# Excerpted text:
And then, the next night we attended the Sydney Dance Company’s show, Interplay. It comprised three dances, “2 in D Minor” (by Rafael Bonachela), “Raw Models” (by Jacopo Godani), and “L’Chaim” (Gideon Obarzanek). They were three wonderful and very different performances, but the one I want to talk about here is the last, “L’Chaim”, which, you might know, means “To life” in Hebrew/Yiddish. It is a dance that directly addresses both the audience’s curiosity about the artists as well as what an audience member might seek from attending a performance. It’s a clever, entertaining and provocative piece.

“L’Chaim” is a work that combines dance (choreographed by Gideon Obarzanek) and text (written by David Woods). It commences with the dancers on stage in – hmm – play clothes, dancing or, perhaps, rehearsing a dance. They dance, stop and talk, and dance again. But, while this is going on, they are being asked questions from the audience. Often the questions are directed to individual dancers – “the German-looking one”, “the youngest”, “you with the spiky hair” – and so a microphone is passed around from dancer to dancer who attempts to answer questions while continuing to dance. And the questions are those we might like to ask: “Who is the youngest?”, “Are you grumpy”, “Does it take a lot of strength to do that?”, “Say your cat died yesterday and you had to bury it – would you be sad when you were dancing? What would it look like?”, and “Do you know what we want?”. The dancer’s answer to the latter was “to be entertained”. She went on to suggest that the audience doesn’t want to be made to feel sad”. The interrogation ends only when the questioner admits to being sad and is invited onto the stage.

The writer of the text, David Wood, writes in the program that we audience members fear being asked “What did you think”? (I know that feeling!). He says that “it isn’t easy to put into words the event that we have just been a part of”. And so, he says:

In “L’Chaim” we have attempted to dive into this murky zone … some of the questions are shallow and some downright disrespectful but our voice needs to wade through this initial trivia to get to the heart of its dilemma – to articulate something beyond the literal.

[Recorded data]
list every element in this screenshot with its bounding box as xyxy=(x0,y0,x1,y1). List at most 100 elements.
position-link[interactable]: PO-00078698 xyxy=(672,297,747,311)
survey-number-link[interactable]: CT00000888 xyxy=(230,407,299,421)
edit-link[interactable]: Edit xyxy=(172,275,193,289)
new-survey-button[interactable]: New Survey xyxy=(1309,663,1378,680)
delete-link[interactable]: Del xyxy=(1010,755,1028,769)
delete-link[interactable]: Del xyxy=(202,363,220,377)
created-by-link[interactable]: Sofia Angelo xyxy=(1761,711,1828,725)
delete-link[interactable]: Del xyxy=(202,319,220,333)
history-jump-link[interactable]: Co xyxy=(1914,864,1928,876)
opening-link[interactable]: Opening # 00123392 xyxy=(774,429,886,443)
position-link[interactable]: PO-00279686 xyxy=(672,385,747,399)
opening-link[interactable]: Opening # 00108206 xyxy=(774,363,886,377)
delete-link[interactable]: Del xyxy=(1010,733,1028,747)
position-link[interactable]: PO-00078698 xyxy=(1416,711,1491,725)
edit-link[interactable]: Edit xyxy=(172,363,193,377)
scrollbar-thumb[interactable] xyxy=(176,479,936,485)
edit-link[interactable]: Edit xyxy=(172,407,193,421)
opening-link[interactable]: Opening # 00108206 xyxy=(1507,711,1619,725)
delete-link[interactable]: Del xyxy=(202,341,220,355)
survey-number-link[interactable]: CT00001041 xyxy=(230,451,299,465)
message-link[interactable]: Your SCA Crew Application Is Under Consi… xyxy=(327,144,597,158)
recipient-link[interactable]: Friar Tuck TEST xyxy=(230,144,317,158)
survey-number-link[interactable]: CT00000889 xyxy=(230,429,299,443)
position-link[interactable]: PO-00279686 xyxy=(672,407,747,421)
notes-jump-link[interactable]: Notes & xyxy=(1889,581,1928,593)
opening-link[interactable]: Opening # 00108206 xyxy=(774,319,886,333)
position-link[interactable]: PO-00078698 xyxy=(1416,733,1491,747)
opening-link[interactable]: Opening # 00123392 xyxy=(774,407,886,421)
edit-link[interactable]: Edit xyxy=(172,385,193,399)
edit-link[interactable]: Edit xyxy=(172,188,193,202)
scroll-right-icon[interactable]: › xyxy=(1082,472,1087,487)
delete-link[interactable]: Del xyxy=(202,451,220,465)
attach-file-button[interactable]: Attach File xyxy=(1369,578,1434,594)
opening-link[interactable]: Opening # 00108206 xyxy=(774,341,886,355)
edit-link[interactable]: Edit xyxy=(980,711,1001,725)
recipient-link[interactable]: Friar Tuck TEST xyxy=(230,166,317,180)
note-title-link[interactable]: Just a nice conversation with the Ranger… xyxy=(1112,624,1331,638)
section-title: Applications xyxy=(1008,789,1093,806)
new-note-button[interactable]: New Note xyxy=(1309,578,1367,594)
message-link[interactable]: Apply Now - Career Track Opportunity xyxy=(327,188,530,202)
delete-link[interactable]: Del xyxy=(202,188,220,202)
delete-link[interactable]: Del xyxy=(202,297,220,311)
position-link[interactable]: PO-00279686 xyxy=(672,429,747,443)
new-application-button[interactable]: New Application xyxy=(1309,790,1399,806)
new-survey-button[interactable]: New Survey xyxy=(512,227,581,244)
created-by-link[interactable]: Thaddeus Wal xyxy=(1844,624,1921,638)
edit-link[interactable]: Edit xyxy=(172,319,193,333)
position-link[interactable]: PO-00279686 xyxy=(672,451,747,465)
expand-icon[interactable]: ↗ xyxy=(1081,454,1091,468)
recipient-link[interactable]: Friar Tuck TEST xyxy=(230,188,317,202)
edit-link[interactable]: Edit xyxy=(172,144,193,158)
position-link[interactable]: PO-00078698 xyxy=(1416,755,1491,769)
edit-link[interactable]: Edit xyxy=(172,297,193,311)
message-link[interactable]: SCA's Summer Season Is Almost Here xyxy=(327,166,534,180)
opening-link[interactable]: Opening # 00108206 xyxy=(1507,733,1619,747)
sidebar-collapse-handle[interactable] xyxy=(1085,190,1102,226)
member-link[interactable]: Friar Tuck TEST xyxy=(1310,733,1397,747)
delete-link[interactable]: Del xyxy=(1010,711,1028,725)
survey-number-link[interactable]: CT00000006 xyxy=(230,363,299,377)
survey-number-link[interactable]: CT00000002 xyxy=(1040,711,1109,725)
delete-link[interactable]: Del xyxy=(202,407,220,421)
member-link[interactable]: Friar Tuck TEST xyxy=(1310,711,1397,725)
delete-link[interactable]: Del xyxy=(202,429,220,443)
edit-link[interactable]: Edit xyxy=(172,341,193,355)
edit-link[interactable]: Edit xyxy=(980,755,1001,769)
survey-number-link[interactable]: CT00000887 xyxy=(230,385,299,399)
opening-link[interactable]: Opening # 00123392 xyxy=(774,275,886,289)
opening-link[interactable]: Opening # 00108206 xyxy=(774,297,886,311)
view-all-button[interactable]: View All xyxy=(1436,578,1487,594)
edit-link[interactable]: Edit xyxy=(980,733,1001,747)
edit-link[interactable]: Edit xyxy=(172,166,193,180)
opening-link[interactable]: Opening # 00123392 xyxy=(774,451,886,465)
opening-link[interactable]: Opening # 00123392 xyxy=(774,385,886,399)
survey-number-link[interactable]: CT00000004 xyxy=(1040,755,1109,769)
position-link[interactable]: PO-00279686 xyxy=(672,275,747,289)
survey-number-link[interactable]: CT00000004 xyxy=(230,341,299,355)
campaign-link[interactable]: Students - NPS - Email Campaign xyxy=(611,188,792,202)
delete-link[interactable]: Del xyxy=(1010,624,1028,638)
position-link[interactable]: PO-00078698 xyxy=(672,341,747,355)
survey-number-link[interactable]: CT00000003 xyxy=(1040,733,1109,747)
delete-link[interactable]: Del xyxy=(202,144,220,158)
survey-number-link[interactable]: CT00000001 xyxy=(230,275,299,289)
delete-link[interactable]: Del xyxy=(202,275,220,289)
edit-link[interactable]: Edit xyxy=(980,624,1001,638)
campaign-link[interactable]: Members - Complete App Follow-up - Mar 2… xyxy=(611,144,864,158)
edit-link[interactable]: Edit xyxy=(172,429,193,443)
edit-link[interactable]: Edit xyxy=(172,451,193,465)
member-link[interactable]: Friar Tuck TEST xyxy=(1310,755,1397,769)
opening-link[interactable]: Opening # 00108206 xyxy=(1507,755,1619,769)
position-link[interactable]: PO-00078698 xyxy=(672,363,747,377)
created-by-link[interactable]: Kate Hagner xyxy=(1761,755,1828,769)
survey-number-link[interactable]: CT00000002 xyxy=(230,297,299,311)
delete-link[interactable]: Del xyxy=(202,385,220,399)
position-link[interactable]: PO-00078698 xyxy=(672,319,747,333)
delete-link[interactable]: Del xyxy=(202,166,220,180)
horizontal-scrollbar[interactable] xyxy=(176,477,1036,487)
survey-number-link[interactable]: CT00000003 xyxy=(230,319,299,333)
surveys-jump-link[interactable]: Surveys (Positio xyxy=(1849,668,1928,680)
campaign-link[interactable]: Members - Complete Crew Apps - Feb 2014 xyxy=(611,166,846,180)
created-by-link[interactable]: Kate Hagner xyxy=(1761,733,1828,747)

# Exercise instructions:
1. Do these statements agree with the excerpt about the dance piece? (a) "L'Chaim" was the first of the three dances in Interplay. (b) The text for "L'Chaim" was written by David Woods. (c) The questioning of the dancers stops once the questioner admits to being sad. For each, answer yes or no and quote the deciding words.
2. Would you transcribe the excerpt about the dance piece, starting with "The writer of" and going on through "beyond the literal."?

# Results:
1.
(a) No: "the one I want to talk about here is the last, “L’Chaim”"
(b) Yes: "text (written by David Woods)"
(c) Yes: "The interrogation ends only when the questioner admits to being sad and is invited onto the stage."

2.
The writer of the text, David Wood, writes in the program that we audience members fear being asked “What did you think”? (I know that feeling!). He says that “it isn’t easy to put into words the event that we have just been a part of”. And so, he says:

In “L’Chaim” we have attempted to dive into this murky zone … some of the questions are shallow and some downright disrespectful but our voice needs to wade through this initial trivia to get to the heart of its dilemma – to articulate something beyond the literal.